# [WHAT YOU SHOULD DO]
Output every line exactly as written. Leave out pictures.

# [DATA LINES]
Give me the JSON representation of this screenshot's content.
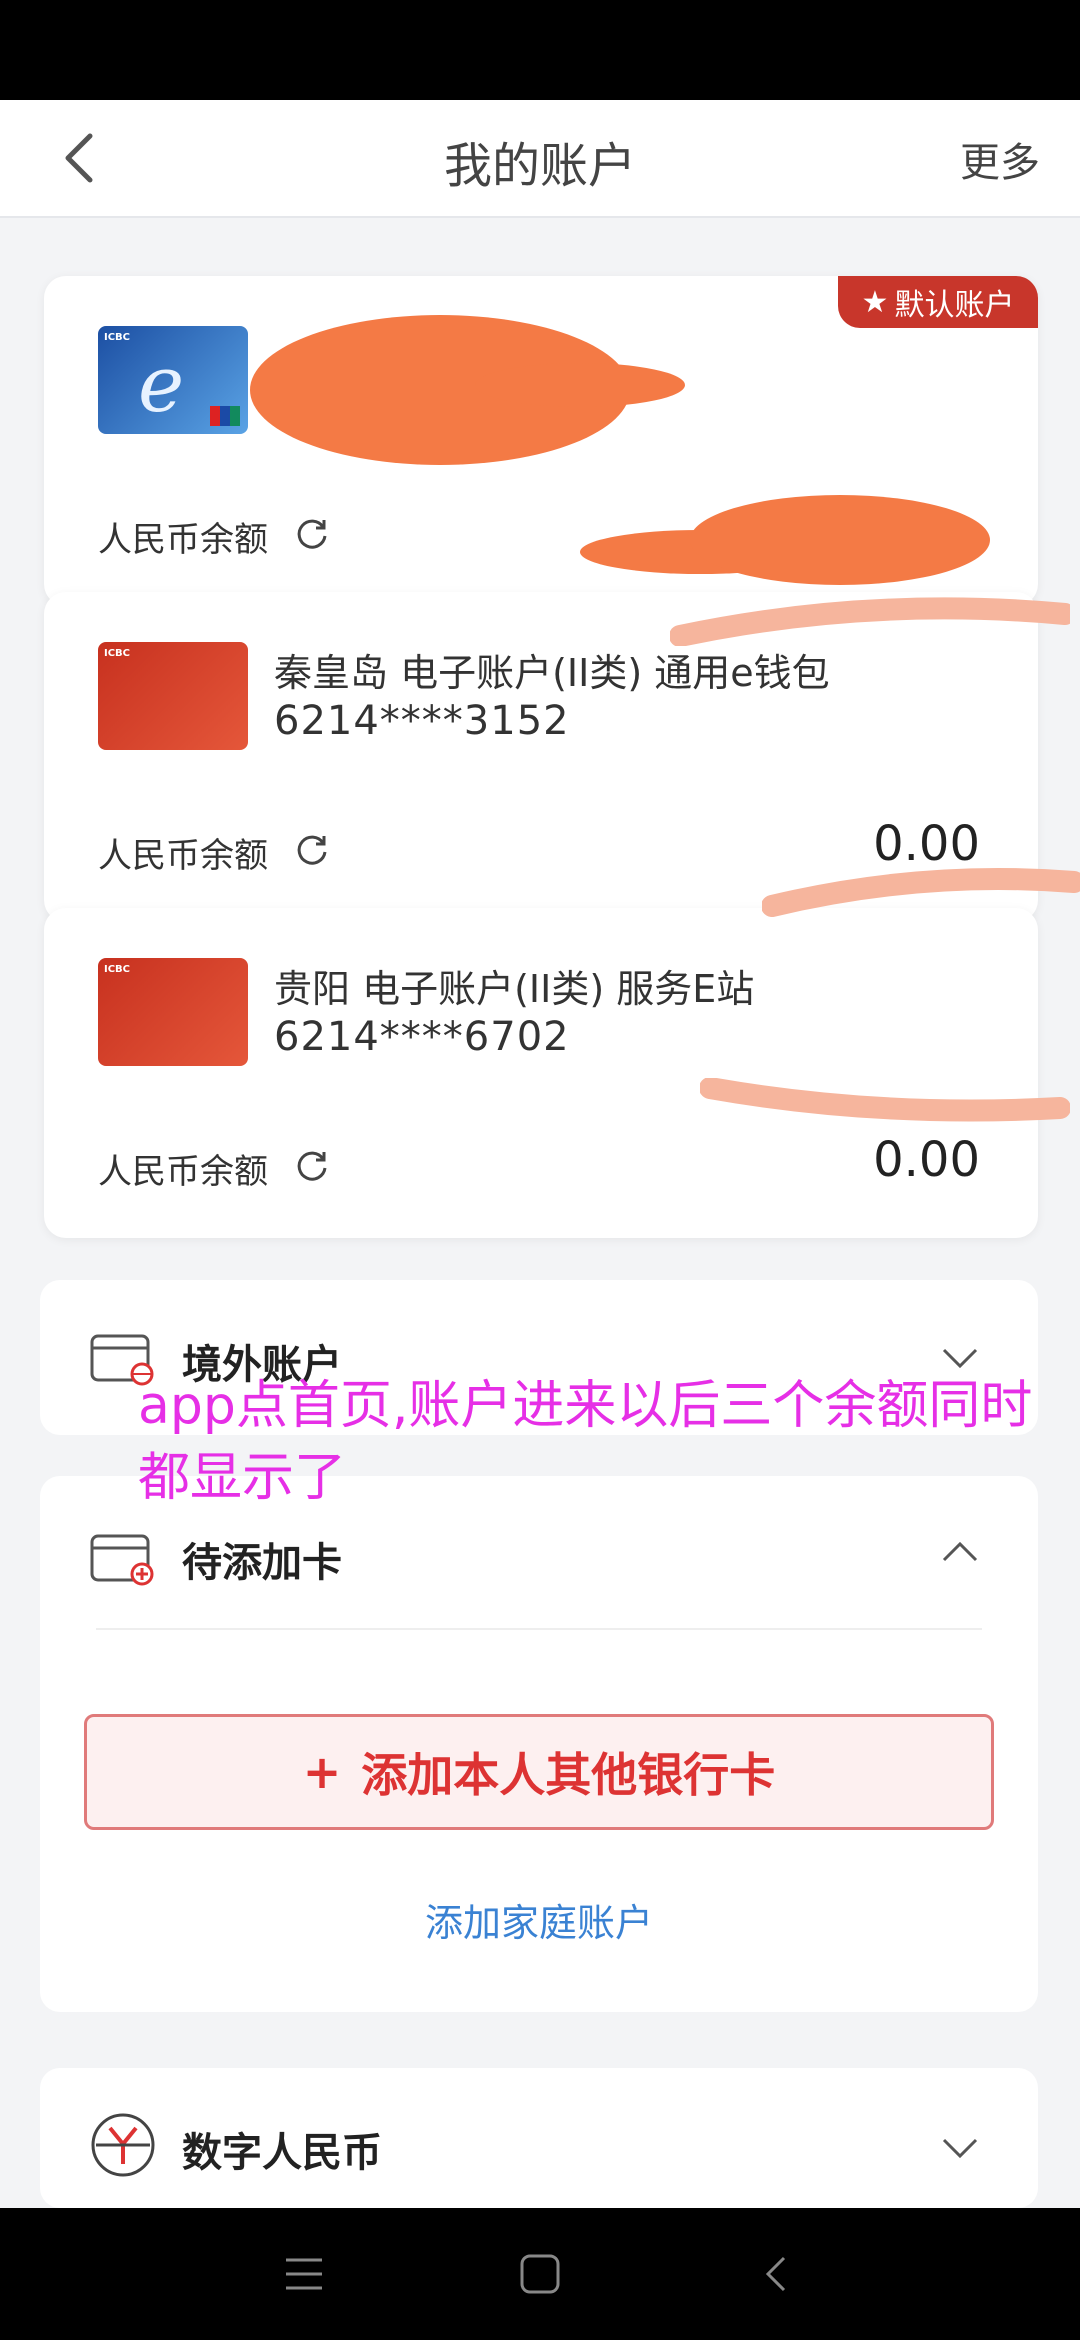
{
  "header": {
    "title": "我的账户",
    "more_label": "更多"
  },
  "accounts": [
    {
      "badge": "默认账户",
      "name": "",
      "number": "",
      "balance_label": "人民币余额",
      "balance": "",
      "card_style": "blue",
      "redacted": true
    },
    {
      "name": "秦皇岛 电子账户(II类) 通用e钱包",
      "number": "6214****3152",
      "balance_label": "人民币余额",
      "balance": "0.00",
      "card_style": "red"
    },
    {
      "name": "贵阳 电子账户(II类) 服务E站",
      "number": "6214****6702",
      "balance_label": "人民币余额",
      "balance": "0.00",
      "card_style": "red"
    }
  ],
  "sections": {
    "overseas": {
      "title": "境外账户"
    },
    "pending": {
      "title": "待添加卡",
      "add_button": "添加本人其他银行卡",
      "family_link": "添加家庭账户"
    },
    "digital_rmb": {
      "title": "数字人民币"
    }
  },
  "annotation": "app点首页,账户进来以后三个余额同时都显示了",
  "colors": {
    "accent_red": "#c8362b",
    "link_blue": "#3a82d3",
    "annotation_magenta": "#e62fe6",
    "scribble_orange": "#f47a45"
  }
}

# [ANSWER IN FULL]
Give me the JSON representation of this screenshot's content.
{
  "header": {
    "title": "我的账户",
    "more_label": "更多"
  },
  "accounts": [
    {
      "badge": "默认账户",
      "name": "",
      "number": "",
      "balance_label": "人民币余额",
      "balance": "",
      "card_style": "blue",
      "redacted": true
    },
    {
      "name": "秦皇岛 电子账户(II类) 通用e钱包",
      "number": "6214****3152",
      "balance_label": "人民币余额",
      "balance": "0.00",
      "card_style": "red"
    },
    {
      "name": "贵阳 电子账户(II类) 服务E站",
      "number": "6214****6702",
      "balance_label": "人民币余额",
      "balance": "0.00",
      "card_style": "red"
    }
  ],
  "sections": {
    "overseas": {
      "title": "境外账户"
    },
    "pending": {
      "title": "待添加卡",
      "add_button": "添加本人其他银行卡",
      "family_link": "添加家庭账户"
    },
    "digital_rmb": {
      "title": "数字人民币"
    }
  },
  "annotation": "app点首页,账户进来以后三个余额同时都显示了",
  "colors": {
    "accent_red": "#c8362b",
    "link_blue": "#3a82d3",
    "annotation_magenta": "#e62fe6",
    "scribble_orange": "#f47a45"
  }
}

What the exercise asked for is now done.